>> start Data supplied

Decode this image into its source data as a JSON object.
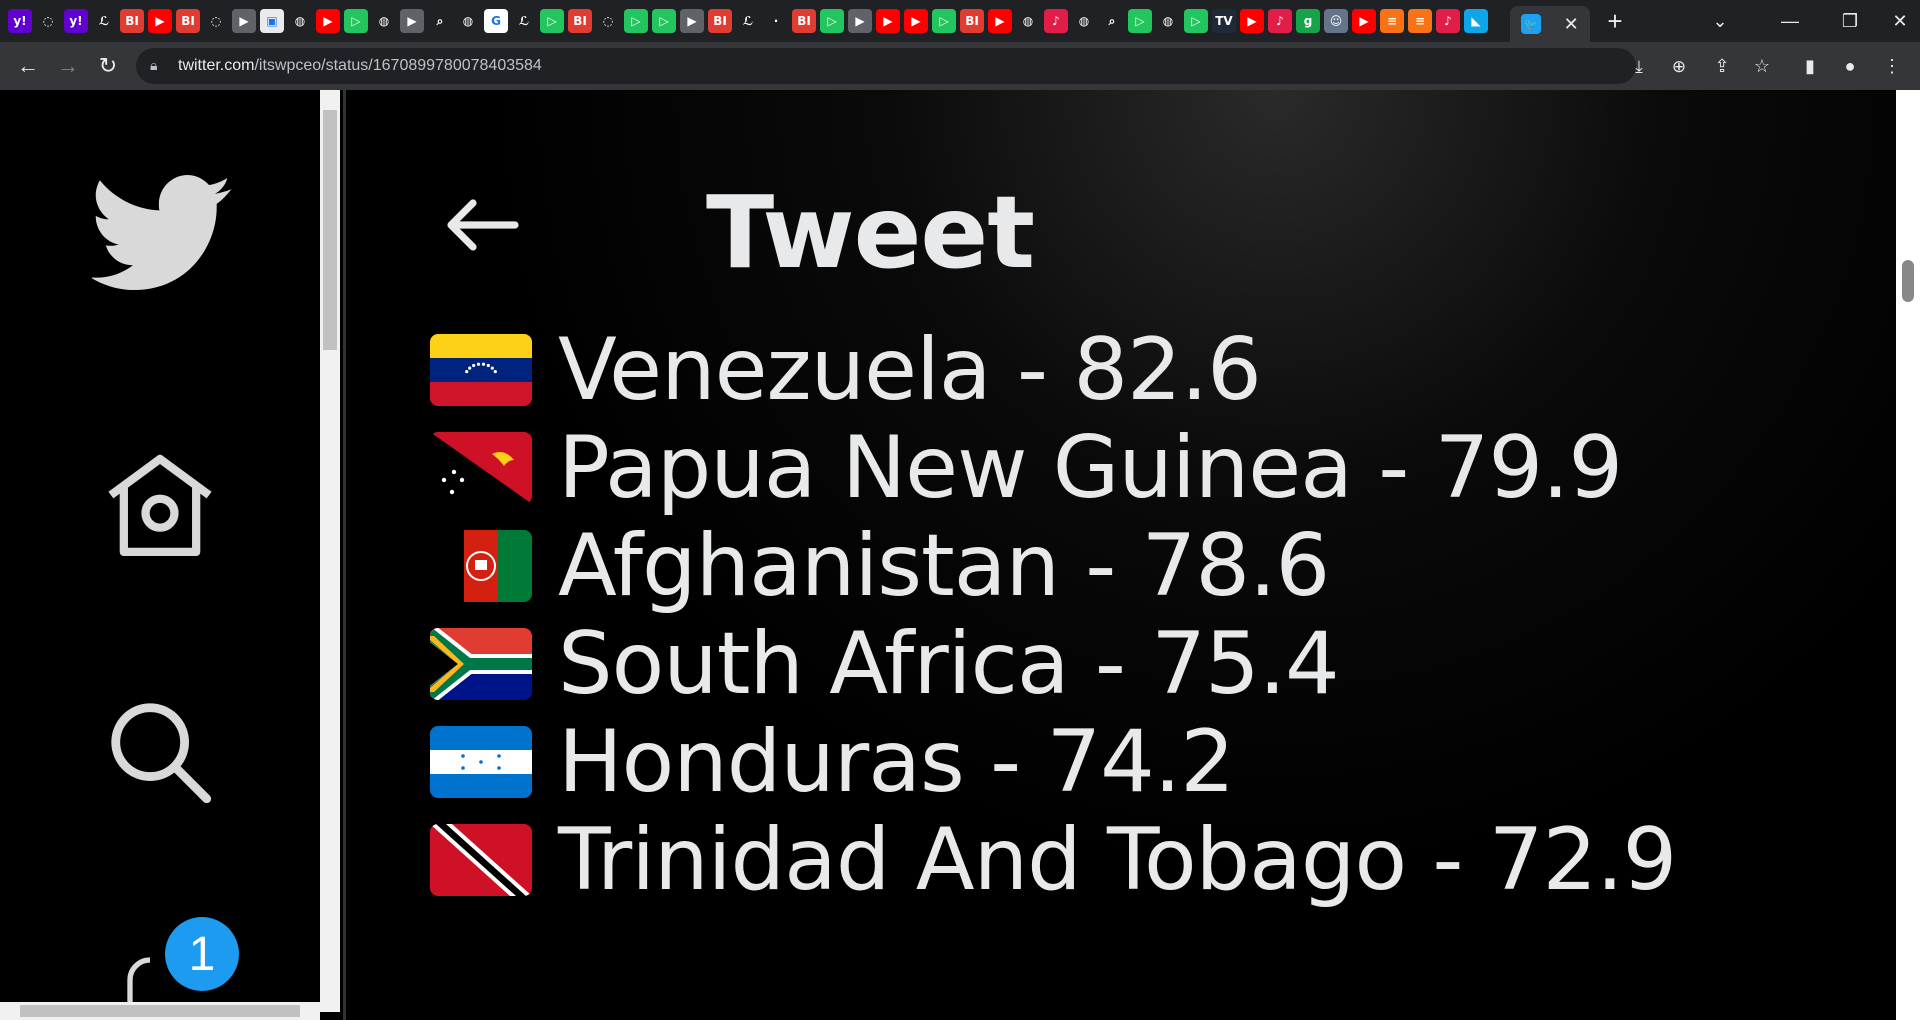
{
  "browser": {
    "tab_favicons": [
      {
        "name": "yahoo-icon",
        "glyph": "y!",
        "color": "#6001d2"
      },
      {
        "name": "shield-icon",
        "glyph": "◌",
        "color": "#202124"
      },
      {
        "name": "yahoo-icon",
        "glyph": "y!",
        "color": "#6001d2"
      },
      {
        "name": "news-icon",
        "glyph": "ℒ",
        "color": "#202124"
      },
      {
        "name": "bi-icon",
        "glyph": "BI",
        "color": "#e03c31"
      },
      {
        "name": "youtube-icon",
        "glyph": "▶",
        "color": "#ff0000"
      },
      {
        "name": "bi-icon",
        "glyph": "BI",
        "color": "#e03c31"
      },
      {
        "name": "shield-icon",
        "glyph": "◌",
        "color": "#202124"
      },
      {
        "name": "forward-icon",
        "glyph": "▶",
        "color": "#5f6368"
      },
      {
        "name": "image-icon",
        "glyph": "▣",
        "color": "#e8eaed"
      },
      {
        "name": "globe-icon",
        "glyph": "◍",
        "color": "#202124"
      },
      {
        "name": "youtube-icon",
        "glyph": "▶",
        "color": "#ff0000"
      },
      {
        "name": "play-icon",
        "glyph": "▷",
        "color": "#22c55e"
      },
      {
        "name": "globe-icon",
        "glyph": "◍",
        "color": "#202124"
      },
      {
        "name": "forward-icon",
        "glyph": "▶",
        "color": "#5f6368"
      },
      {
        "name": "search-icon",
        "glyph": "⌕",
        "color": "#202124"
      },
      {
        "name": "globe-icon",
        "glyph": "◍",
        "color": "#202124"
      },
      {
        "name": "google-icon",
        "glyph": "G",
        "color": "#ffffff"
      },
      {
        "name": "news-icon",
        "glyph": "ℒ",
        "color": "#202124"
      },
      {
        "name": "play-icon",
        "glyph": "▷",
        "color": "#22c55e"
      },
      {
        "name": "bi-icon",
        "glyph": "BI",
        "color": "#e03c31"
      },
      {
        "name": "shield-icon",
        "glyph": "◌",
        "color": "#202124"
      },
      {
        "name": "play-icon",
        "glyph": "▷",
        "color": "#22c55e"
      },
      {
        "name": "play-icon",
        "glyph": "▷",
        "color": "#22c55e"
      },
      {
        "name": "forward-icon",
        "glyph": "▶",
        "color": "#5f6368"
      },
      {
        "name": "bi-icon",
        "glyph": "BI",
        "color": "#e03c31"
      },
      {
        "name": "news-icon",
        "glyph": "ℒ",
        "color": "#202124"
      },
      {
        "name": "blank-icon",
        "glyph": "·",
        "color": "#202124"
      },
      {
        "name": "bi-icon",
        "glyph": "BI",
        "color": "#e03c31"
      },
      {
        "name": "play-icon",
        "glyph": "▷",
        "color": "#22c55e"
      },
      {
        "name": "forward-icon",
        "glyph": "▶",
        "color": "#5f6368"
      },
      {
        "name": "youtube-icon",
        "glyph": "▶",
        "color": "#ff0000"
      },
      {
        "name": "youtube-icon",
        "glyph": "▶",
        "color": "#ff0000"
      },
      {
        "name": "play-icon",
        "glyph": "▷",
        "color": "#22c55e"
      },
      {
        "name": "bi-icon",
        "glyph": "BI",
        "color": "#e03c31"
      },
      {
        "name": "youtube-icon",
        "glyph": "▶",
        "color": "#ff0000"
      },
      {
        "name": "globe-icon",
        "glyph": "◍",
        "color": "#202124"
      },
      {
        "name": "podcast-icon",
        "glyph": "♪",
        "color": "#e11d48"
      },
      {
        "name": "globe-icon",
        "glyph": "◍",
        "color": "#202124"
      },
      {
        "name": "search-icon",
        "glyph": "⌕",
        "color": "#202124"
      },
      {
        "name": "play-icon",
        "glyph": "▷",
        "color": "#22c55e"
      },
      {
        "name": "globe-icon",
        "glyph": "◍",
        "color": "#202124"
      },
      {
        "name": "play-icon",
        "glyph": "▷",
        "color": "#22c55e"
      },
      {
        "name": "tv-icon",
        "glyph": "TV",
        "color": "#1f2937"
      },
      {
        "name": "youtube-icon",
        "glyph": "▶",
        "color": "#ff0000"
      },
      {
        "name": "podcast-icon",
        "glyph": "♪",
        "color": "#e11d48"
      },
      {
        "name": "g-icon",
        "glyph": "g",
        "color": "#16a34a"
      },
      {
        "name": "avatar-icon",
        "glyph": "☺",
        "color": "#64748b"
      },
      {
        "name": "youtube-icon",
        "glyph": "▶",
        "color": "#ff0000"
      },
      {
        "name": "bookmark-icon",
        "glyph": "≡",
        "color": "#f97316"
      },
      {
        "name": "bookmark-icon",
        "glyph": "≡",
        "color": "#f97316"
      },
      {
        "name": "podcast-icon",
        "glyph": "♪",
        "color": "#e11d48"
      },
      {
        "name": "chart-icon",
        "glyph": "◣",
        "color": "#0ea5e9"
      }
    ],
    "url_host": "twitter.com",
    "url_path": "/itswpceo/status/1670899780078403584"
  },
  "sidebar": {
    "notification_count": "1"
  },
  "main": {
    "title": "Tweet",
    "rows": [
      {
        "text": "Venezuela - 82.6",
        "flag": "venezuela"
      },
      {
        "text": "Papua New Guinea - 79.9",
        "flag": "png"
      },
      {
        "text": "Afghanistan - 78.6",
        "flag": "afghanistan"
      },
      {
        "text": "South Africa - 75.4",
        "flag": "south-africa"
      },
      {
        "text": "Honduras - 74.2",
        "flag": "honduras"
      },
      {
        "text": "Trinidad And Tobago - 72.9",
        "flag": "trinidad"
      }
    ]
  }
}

>> end Data supplied

#### Work instructions
Reproduce the full listing above verbatim, with no pictures included.

#### Solution to the exercise
Decode this image into its source data as a JSON object.
{
  "browser": {
    "tab_favicons": [
      {
        "name": "yahoo-icon",
        "glyph": "y!",
        "color": "#6001d2"
      },
      {
        "name": "shield-icon",
        "glyph": "◌",
        "color": "#202124"
      },
      {
        "name": "yahoo-icon",
        "glyph": "y!",
        "color": "#6001d2"
      },
      {
        "name": "news-icon",
        "glyph": "ℒ",
        "color": "#202124"
      },
      {
        "name": "bi-icon",
        "glyph": "BI",
        "color": "#e03c31"
      },
      {
        "name": "youtube-icon",
        "glyph": "▶",
        "color": "#ff0000"
      },
      {
        "name": "bi-icon",
        "glyph": "BI",
        "color": "#e03c31"
      },
      {
        "name": "shield-icon",
        "glyph": "◌",
        "color": "#202124"
      },
      {
        "name": "forward-icon",
        "glyph": "▶",
        "color": "#5f6368"
      },
      {
        "name": "image-icon",
        "glyph": "▣",
        "color": "#e8eaed"
      },
      {
        "name": "globe-icon",
        "glyph": "◍",
        "color": "#202124"
      },
      {
        "name": "youtube-icon",
        "glyph": "▶",
        "color": "#ff0000"
      },
      {
        "name": "play-icon",
        "glyph": "▷",
        "color": "#22c55e"
      },
      {
        "name": "globe-icon",
        "glyph": "◍",
        "color": "#202124"
      },
      {
        "name": "forward-icon",
        "glyph": "▶",
        "color": "#5f6368"
      },
      {
        "name": "search-icon",
        "glyph": "⌕",
        "color": "#202124"
      },
      {
        "name": "globe-icon",
        "glyph": "◍",
        "color": "#202124"
      },
      {
        "name": "google-icon",
        "glyph": "G",
        "color": "#ffffff"
      },
      {
        "name": "news-icon",
        "glyph": "ℒ",
        "color": "#202124"
      },
      {
        "name": "play-icon",
        "glyph": "▷",
        "color": "#22c55e"
      },
      {
        "name": "bi-icon",
        "glyph": "BI",
        "color": "#e03c31"
      },
      {
        "name": "shield-icon",
        "glyph": "◌",
        "color": "#202124"
      },
      {
        "name": "play-icon",
        "glyph": "▷",
        "color": "#22c55e"
      },
      {
        "name": "play-icon",
        "glyph": "▷",
        "color": "#22c55e"
      },
      {
        "name": "forward-icon",
        "glyph": "▶",
        "color": "#5f6368"
      },
      {
        "name": "bi-icon",
        "glyph": "BI",
        "color": "#e03c31"
      },
      {
        "name": "news-icon",
        "glyph": "ℒ",
        "color": "#202124"
      },
      {
        "name": "blank-icon",
        "glyph": "·",
        "color": "#202124"
      },
      {
        "name": "bi-icon",
        "glyph": "BI",
        "color": "#e03c31"
      },
      {
        "name": "play-icon",
        "glyph": "▷",
        "color": "#22c55e"
      },
      {
        "name": "forward-icon",
        "glyph": "▶",
        "color": "#5f6368"
      },
      {
        "name": "youtube-icon",
        "glyph": "▶",
        "color": "#ff0000"
      },
      {
        "name": "youtube-icon",
        "glyph": "▶",
        "color": "#ff0000"
      },
      {
        "name": "play-icon",
        "glyph": "▷",
        "color": "#22c55e"
      },
      {
        "name": "bi-icon",
        "glyph": "BI",
        "color": "#e03c31"
      },
      {
        "name": "youtube-icon",
        "glyph": "▶",
        "color": "#ff0000"
      },
      {
        "name": "globe-icon",
        "glyph": "◍",
        "color": "#202124"
      },
      {
        "name": "podcast-icon",
        "glyph": "♪",
        "color": "#e11d48"
      },
      {
        "name": "globe-icon",
        "glyph": "◍",
        "color": "#202124"
      },
      {
        "name": "search-icon",
        "glyph": "⌕",
        "color": "#202124"
      },
      {
        "name": "play-icon",
        "glyph": "▷",
        "color": "#22c55e"
      },
      {
        "name": "globe-icon",
        "glyph": "◍",
        "color": "#202124"
      },
      {
        "name": "play-icon",
        "glyph": "▷",
        "color": "#22c55e"
      },
      {
        "name": "tv-icon",
        "glyph": "TV",
        "color": "#1f2937"
      },
      {
        "name": "youtube-icon",
        "glyph": "▶",
        "color": "#ff0000"
      },
      {
        "name": "podcast-icon",
        "glyph": "♪",
        "color": "#e11d48"
      },
      {
        "name": "g-icon",
        "glyph": "g",
        "color": "#16a34a"
      },
      {
        "name": "avatar-icon",
        "glyph": "☺",
        "color": "#64748b"
      },
      {
        "name": "youtube-icon",
        "glyph": "▶",
        "color": "#ff0000"
      },
      {
        "name": "bookmark-icon",
        "glyph": "≡",
        "color": "#f97316"
      },
      {
        "name": "bookmark-icon",
        "glyph": "≡",
        "color": "#f97316"
      },
      {
        "name": "podcast-icon",
        "glyph": "♪",
        "color": "#e11d48"
      },
      {
        "name": "chart-icon",
        "glyph": "◣",
        "color": "#0ea5e9"
      }
    ],
    "url_host": "twitter.com",
    "url_path": "/itswpceo/status/1670899780078403584"
  },
  "sidebar": {
    "notification_count": "1"
  },
  "main": {
    "title": "Tweet",
    "rows": [
      {
        "text": "Venezuela - 82.6",
        "flag": "venezuela"
      },
      {
        "text": "Papua New Guinea - 79.9",
        "flag": "png"
      },
      {
        "text": "Afghanistan - 78.6",
        "flag": "afghanistan"
      },
      {
        "text": "South Africa - 75.4",
        "flag": "south-africa"
      },
      {
        "text": "Honduras - 74.2",
        "flag": "honduras"
      },
      {
        "text": "Trinidad And Tobago - 72.9",
        "flag": "trinidad"
      }
    ]
  }
}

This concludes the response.